[Start of Exercise materials]

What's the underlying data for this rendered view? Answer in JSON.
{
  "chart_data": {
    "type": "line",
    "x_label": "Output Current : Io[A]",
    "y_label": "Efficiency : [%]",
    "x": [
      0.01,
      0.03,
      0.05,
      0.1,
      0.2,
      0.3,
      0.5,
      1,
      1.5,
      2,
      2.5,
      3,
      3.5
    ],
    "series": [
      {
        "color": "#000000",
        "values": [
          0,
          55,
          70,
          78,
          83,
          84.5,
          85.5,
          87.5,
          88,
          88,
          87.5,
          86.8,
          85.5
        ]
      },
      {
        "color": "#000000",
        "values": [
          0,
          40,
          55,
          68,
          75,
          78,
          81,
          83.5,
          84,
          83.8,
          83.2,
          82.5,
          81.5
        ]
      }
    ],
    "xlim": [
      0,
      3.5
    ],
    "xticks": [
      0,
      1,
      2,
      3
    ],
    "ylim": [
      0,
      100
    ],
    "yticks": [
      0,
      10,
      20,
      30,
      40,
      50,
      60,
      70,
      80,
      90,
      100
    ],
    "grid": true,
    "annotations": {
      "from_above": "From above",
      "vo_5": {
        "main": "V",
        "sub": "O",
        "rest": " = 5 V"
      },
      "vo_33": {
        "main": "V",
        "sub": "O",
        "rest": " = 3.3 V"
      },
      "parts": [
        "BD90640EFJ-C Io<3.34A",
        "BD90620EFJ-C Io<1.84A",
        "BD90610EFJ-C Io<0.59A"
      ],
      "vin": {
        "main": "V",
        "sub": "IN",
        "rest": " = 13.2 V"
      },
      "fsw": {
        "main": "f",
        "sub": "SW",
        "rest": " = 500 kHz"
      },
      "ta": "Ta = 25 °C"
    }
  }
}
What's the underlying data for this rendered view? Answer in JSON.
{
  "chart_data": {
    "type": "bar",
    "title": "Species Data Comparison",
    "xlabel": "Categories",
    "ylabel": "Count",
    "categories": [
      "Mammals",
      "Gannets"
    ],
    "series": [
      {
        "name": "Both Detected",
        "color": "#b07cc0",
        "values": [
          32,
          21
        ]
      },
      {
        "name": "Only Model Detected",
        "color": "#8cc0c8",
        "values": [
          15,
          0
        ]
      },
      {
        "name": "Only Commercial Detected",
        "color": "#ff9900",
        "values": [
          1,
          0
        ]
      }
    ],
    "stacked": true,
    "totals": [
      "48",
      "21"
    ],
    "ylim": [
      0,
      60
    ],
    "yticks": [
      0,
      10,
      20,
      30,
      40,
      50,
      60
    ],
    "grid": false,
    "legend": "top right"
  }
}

[End of Exercise materials]

### What you have to do
All of the entries must be written out exactly as they stand.

### Exercise solution
What's the underlying data for this rendered view? Answer in JSON.
{
  "chart_data": {
    "type": "line",
    "x_label": "Output Current : Io[A]",
    "y_label": "Efficiency : [%]",
    "x": [
      0.01,
      0.03,
      0.05,
      0.1,
      0.2,
      0.3,
      0.5,
      1,
      1.5,
      2,
      2.5,
      3,
      3.5
    ],
    "series": [
      {
        "color": "#000000",
        "values": [
          0,
          55,
          70,
          78,
          83,
          84.5,
          85.5,
          87.5,
          88,
          88,
          87.5,
          86.8,
          85.5
        ]
      },
      {
        "color": "#000000",
        "values": [
          0,
          40,
          55,
          68,
          75,
          78,
          81,
          83.5,
          84,
          83.8,
          83.2,
          82.5,
          81.5
        ]
      }
    ],
    "xlim": [
      0,
      3.5
    ],
    "xticks": [
      0,
      1,
      2,
      3
    ],
    "ylim": [
      0,
      100
    ],
    "yticks": [
      0,
      10,
      20,
      30,
      40,
      50,
      60,
      70,
      80,
      90,
      100
    ],
    "grid": true,
    "annotations": {
      "from_above": "From above",
      "vo_5": {
        "main": "V",
        "sub": "O",
        "rest": " = 5 V"
      },
      "vo_33": {
        "main": "V",
        "sub": "O",
        "rest": " = 3.3 V"
      },
      "parts": [
        "BD90640EFJ-C Io<3.34A",
        "BD90620EFJ-C Io<1.84A",
        "BD90610EFJ-C Io<0.59A"
      ],
      "vin": {
        "main": "V",
        "sub": "IN",
        "rest": " = 13.2 V"
      },
      "fsw": {
        "main": "f",
        "sub": "SW",
        "rest": " = 500 kHz"
      },
      "ta": "Ta = 25 °C"
    }
  }
}
What's the underlying data for this rendered view? Answer in JSON.
{
  "chart_data": {
    "type": "bar",
    "title": "Species Data Comparison",
    "xlabel": "Categories",
    "ylabel": "Count",
    "categories": [
      "Mammals",
      "Gannets"
    ],
    "series": [
      {
        "name": "Both Detected",
        "color": "#b07cc0",
        "values": [
          32,
          21
        ]
      },
      {
        "name": "Only Model Detected",
        "color": "#8cc0c8",
        "values": [
          15,
          0
        ]
      },
      {
        "name": "Only Commercial Detected",
        "color": "#ff9900",
        "values": [
          1,
          0
        ]
      }
    ],
    "stacked": true,
    "totals": [
      "48",
      "21"
    ],
    "ylim": [
      0,
      60
    ],
    "yticks": [
      0,
      10,
      20,
      30,
      40,
      50,
      60
    ],
    "grid": false,
    "legend": "top right"
  }
}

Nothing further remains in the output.